» **JOB**
Show every line containing "Actinanthella" by copying it.

» **LISTING**
|---|

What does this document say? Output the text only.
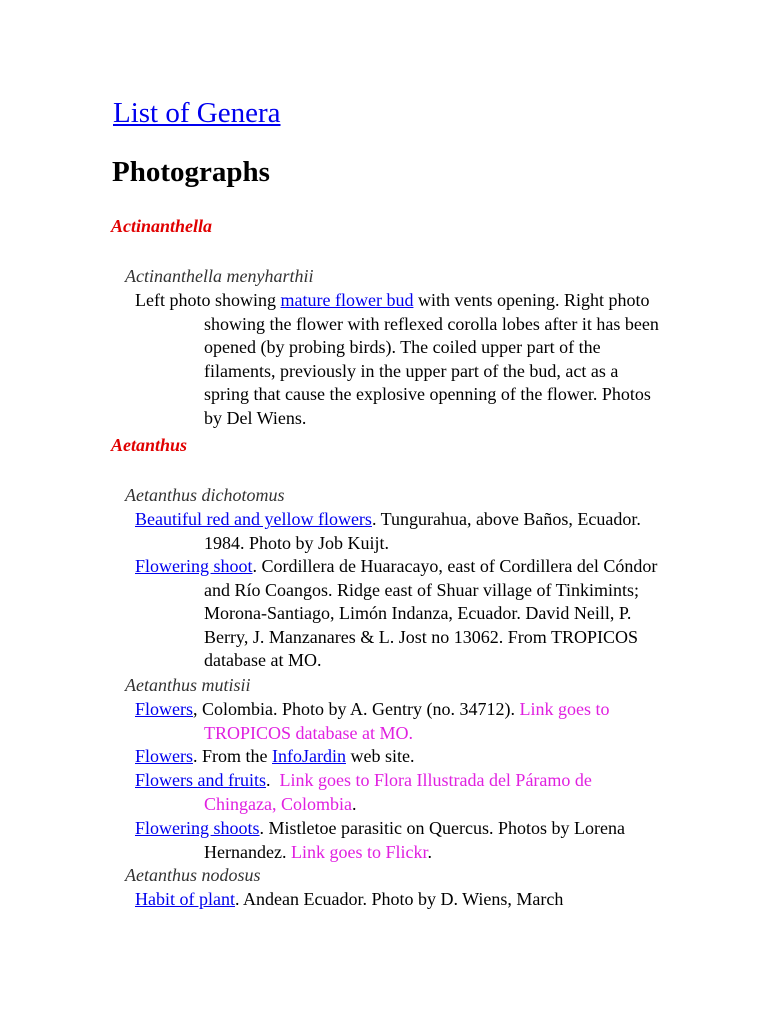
List of Genera
Photographs
Actinanthella

Actinanthella menyharthii

Left photo showing mature flower bud with vents opening. Right photo showing the flower with reflexed corolla lobes after it has been opened (by probing birds). The coiled upper part of the filaments, previously in the upper part of the bud, act as a spring that cause the explosive openning of the flower. Photos by Del Wiens.

Aetanthus

Aetanthus dichotomus

Beautiful red and yellow flowers. Tungurahua, above Baños, Ecuador. 1984. Photo by Job Kuijt.

Flowering shoot. Cordillera de Huaracayo, east of Cordillera del Cóndor and Río Coangos. Ridge east of Shuar village of Tinkimints; Morona-Santiago, Limón Indanza, Ecuador. David Neill, P. Berry, J. Manzanares & L. Jost no 13062. From TROPICOS database at MO.

Aetanthus mutisii

Flowers, Colombia. Photo by A. Gentry (no. 34712). Link goes to TROPICOS database at MO.

Flowers. From the InfoJardin web site.

Flowers and fruits.  Link goes to Flora Illustrada del Páramo de Chingaza, Colombia.

Flowering shoots. Mistletoe parasitic on Quercus. Photos by Lorena Hernandez. Link goes to Flickr.

Aetanthus nodosus

Habit of plant. Andean Ecuador. Photo by D. Wiens, March
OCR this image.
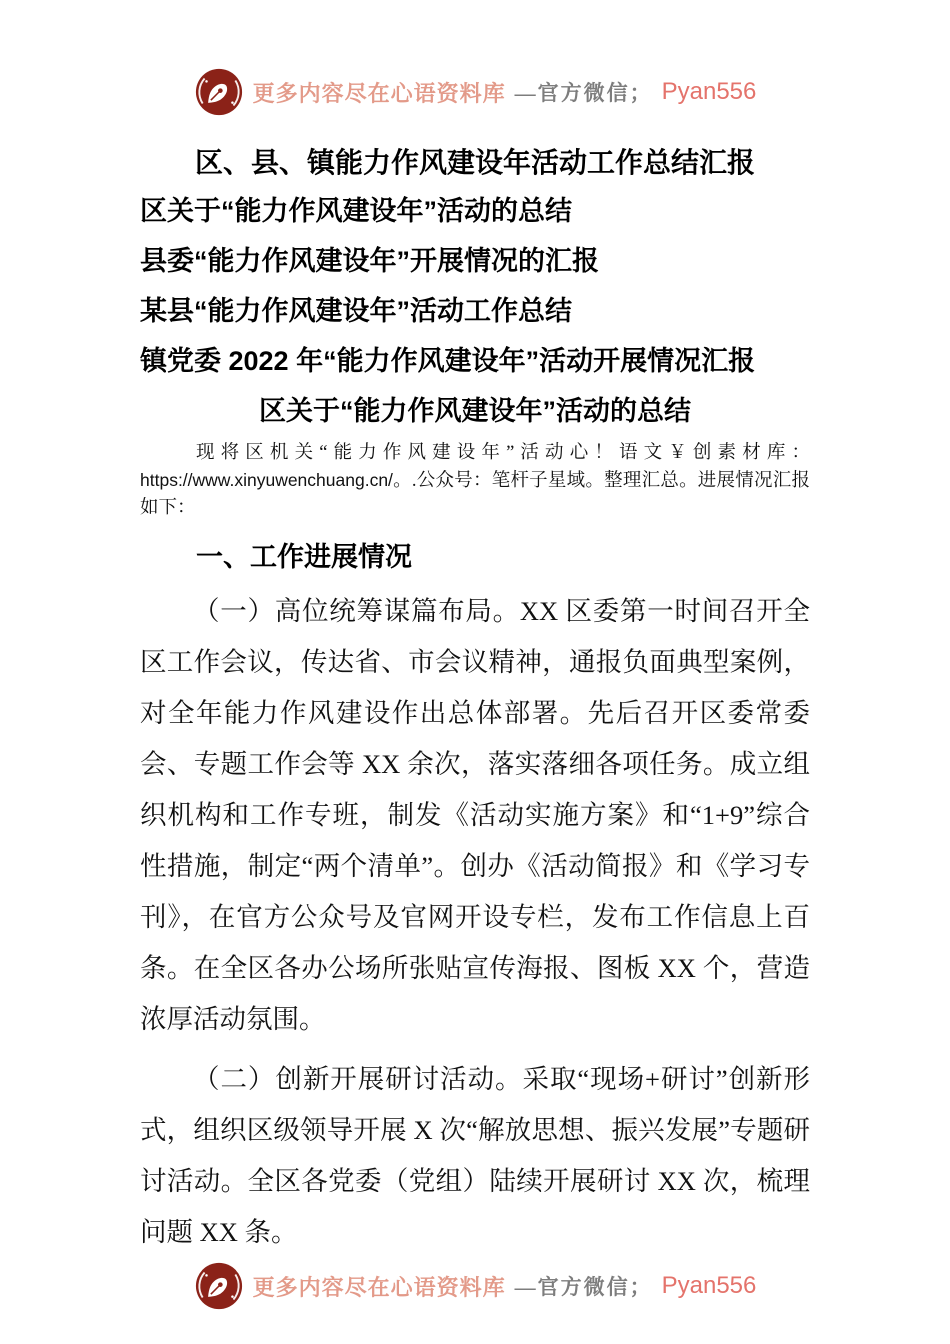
更多内容尽在心语资料库 —官方微信； Pyan556
区、县、镇能力作风建设年活动工作总结汇报
区关于“能力作风建设年”活动的总结
县委“能力作风建设年”开展情况的汇报
某县“能力作风建设年”活动工作总结
镇党委 2022 年“能力作风建设年”活动开展情况汇报
区关于“能力作风建设年”活动的总结

现将区机关“能力作风建设年”活动心！语文￥创素材库： https://www.xinyuwenchuang.cn/。.公众号：笔杆子星域。整理汇总。进展情况汇报如下：

一、工作进展情况

（一）高位统筹谋篇布局。XX 区委第一时间召开全区工作会议，传达省、市会议精神，通报负面典型案例，对全年能力作风建设作出总体部署。先后召开区委常委会、专题工作会等 XX 余次，落实落细各项任务。成立组织机构和工作专班，制发《活动实施方案》和“1+9”综合性措施，制定“两个清单”。创办《活动简报》和《学习专刊》，在官方公众号及官网开设专栏，发布工作信息上百条。在全区各办公场所张贴宣传海报、图板 XX 个，营造浓厚活动氛围。

（二）创新开展研讨活动。采取“现场+研讨”创新形式，组织区级领导开展 X 次“解放思想、振兴发展”专题研讨活动。全区各党委（党组）陆续开展研讨 XX 次，梳理问题 XX 条。

更多内容尽在心语资料库 —官方微信； Pyan556
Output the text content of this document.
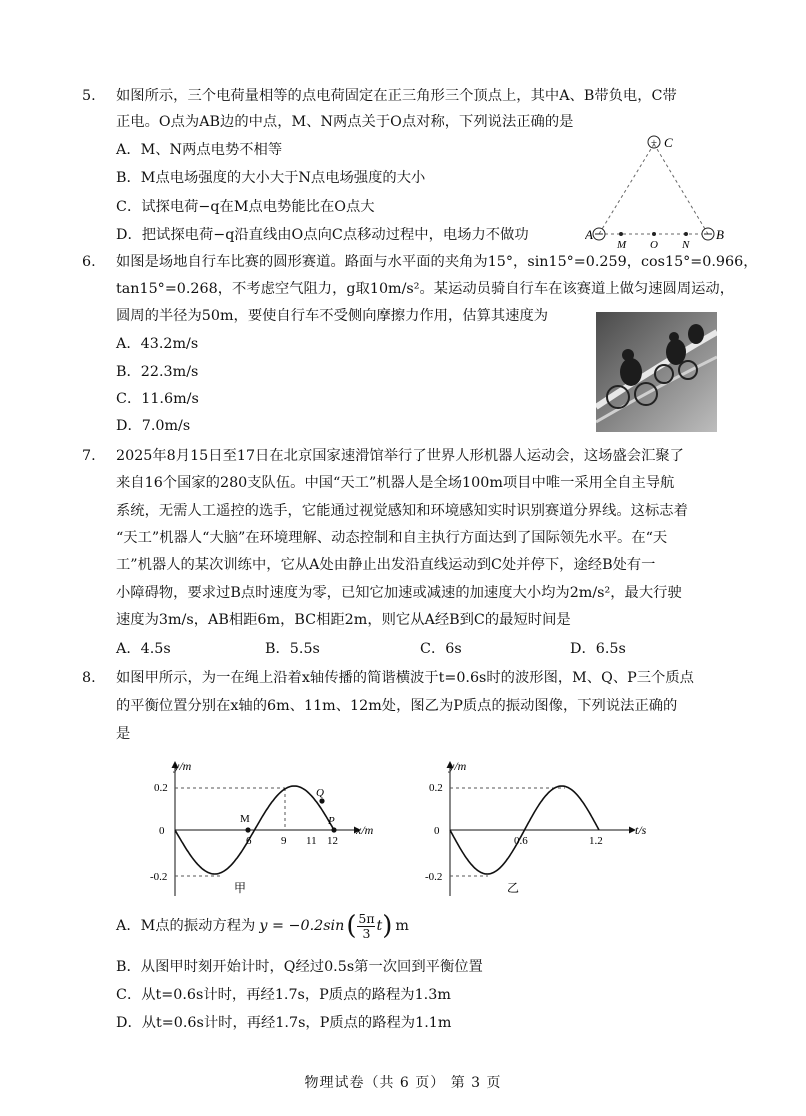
5. 如图所示，三个电荷量相等的点电荷固定在正三角形三个顶点上，其中A、B带负电，C带
正电。O点为AB边的中点，M、N两点关于O点对称，下列说法正确的是
A．M、N两点电势不相等
B．M点电场强度的大小大于N点电场强度的大小
C．试探电荷−q在M点电势能比在O点大
D．把试探电荷−q沿直线由O点向C点移动过程中，电场力不做功
+ C
A	B
M O N
6. 如图是场地自行车比赛的圆形赛道。路面与水平面的夹角为15°，sin15°=0.259，cos15°=0.966，
tan15°=0.268，不考虑空气阻力，g取10m/s²。某运动员骑自行车在该赛道上做匀速圆周运动，
圆周的半径为50m，要使自行车不受侧向摩擦力作用，估算其速度为
A．43.2m/s
B．22.3m/s
C．11.6m/s
D．7.0m/s
7. 2025年8月15日至17日在北京国家速滑馆举行了世界人形机器人运动会，这场盛会汇聚了
来自16个国家的280支队伍。中国“天工”机器人是全场100m项目中唯一采用全自主导航
系统，无需人工遥控的选手，它能通过视觉感知和环境感知实时识别赛道分界线。这标志着
“天工”机器人“大脑”在环境理解、动态控制和自主执行方面达到了国际领先水平。在“天
工”机器人的某次训练中，它从A处由静止出发沿直线运动到C处并停下，途经B处有一
小障碍物，要求过B点时速度为零，已知它加速或减速的加速度大小均为2m/s²，最大行驶
速度为3m/s，AB相距6m，BC相距2m，则它从A经B到C的最短时间是
A．4.5s	B．5.5s	C．6s	D．6.5s
8. 如图甲所示，为一在绳上沿着x轴传播的简谐横波于t=0.6s时的波形图，M、Q、P三个质点
的平衡位置分别在x轴的6m、11m、12m处，图乙为P质点的振动图像，下列说法正确的
是
y/m
x/m
0.2
0
-0.2
6	9 11 12
M
Q
P
甲
y/m
t/s
0.2
0
-0.2
0.6	1.2
乙
A．M点的振动方程为 y = −0.2sin ( $\frac{5\pi}{3}$ t ) m
B．从图甲时刻开始计时，Q经过0.5s第一次回到平衡位置
C．从t=0.6s计时，再经1.7s，P质点的路程为1.3m
D．从t=0.6s计时，再经1.7s，P质点的路程为1.1m
物理试卷（共 6 页） 第 3 页
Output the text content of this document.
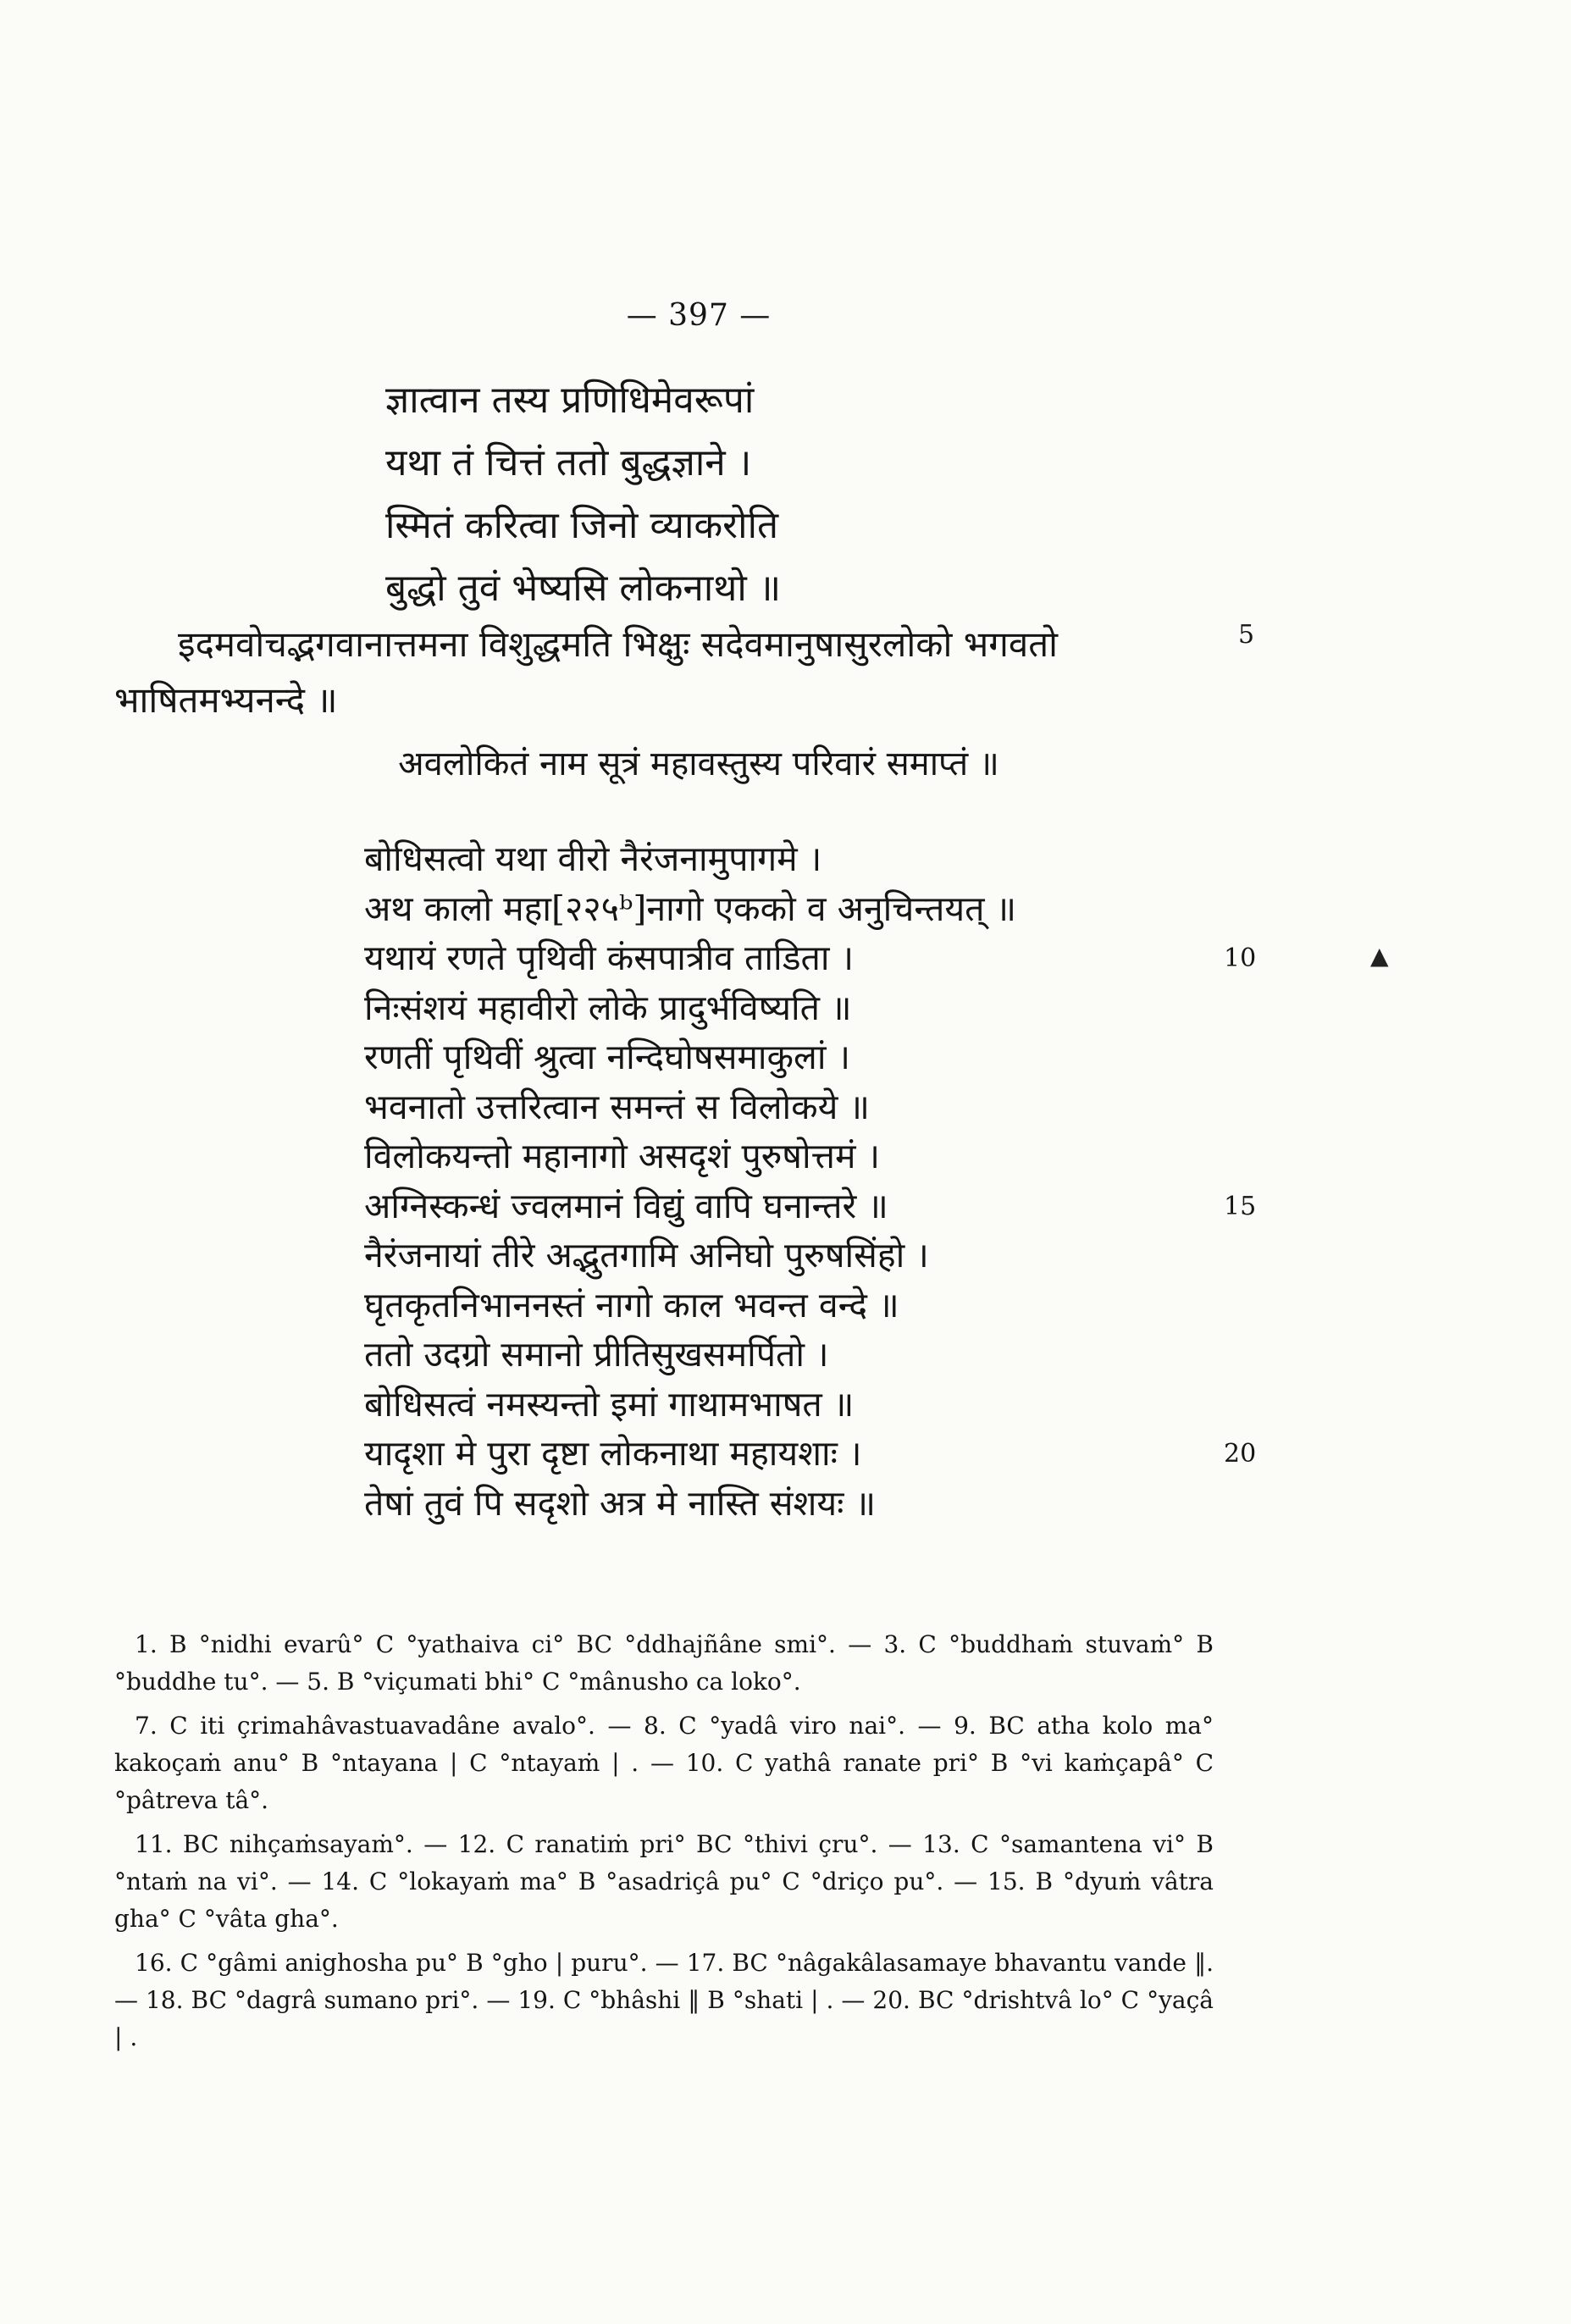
— 397 —
ज्ञात्वान तस्य प्रणिधिमेवरूपां
यथा तं चित्तं ततो बुद्धज्ञाने ।
स्मितं करित्वा जिनो व्याकरोति
बुद्धो तुवं भेष्यसि लोकनाथो ॥
इदमवोचद्भगवानात्तमना विशुद्धमति भिक्षुः सदेवमानुषासुरलोको भगवतो भाषितमभ्यनन्दे ॥
5
अवलोकितं नाम सूत्रं महावस्तुस्य परिवारं समाप्तं ॥
बोधिसत्वो यथा वीरो नैरंजनामुपागमे ।
अथ कालो महा[२२५ᵇ]नागो एकको व अनुचिन्तयत् ॥
यथायं रणते पृथिवी कंसपात्रीव ताडिता ।	10
निःसंशयं महावीरो लोके प्रादुर्भविष्यति ॥
रणतीं पृथिवीं श्रुत्वा नन्दिघोषसमाकुलां ।
भवनातो उत्तरित्वान समन्तं स विलोकये ॥
विलोकयन्तो महानागो असदृशं पुरुषोत्तमं ।
अग्निस्कन्धं ज्वलमानं विद्युं वापि घनान्तरे ॥	15
नैरंजनायां तीरे अद्भुतगामि अनिघो पुरुषसिंहो ।
घृतकृतनिभाननस्तं नागो काल भवन्त वन्दे ॥
ततो उदग्रो समानो प्रीतिसुखसमर्पितो ।
बोधिसत्वं नमस्यन्तो इमां गाथामभाषत ॥
यादृशा मे पुरा दृष्टा लोकनाथा महायशाः ।	20
तेषां तुवं पि सदृशो अत्र मे नास्ति संशयः ॥
▲

1. B °nidhi evarû° C °yathaiva ci° BC °ddhajñâne smi°. — 3. C °buddhaṁ stuvaṁ° B °buddhe tu°. — 5. B °viçumati bhi° C °mânusho ca loko°.

7. C iti çrimahâvastuavadâne avalo°. — 8. C °yadâ viro nai°. — 9. BC atha kolo ma° kakoçaṁ anu° B °ntayana | C °ntayaṁ | . — 10. C yathâ ranate pri° B °vi kaṁçapâ° C °pâtreva tâ°.

11. BC nihçaṁsayaṁ°. — 12. C ranatiṁ pri° BC °thivi çru°. — 13. C °samantena vi° B °ntaṁ na vi°. — 14. C °lokayaṁ ma° B °asadriçâ pu° C °driço pu°. — 15. B °dyuṁ vâtra gha° C °vâta gha°.

16. C °gâmi anighosha pu° B °gho | puru°. — 17. BC °nâgakâlasamaye bhavantu vande ‖. — 18. BC °dagrâ sumano pri°. — 19. C °bhâshi ‖ B °shati | . — 20. BC °drishtvâ lo° C °yaçâ | .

|---|

» **OUTPUT BELOW**
Actinanthella
Actinanthella menyharthii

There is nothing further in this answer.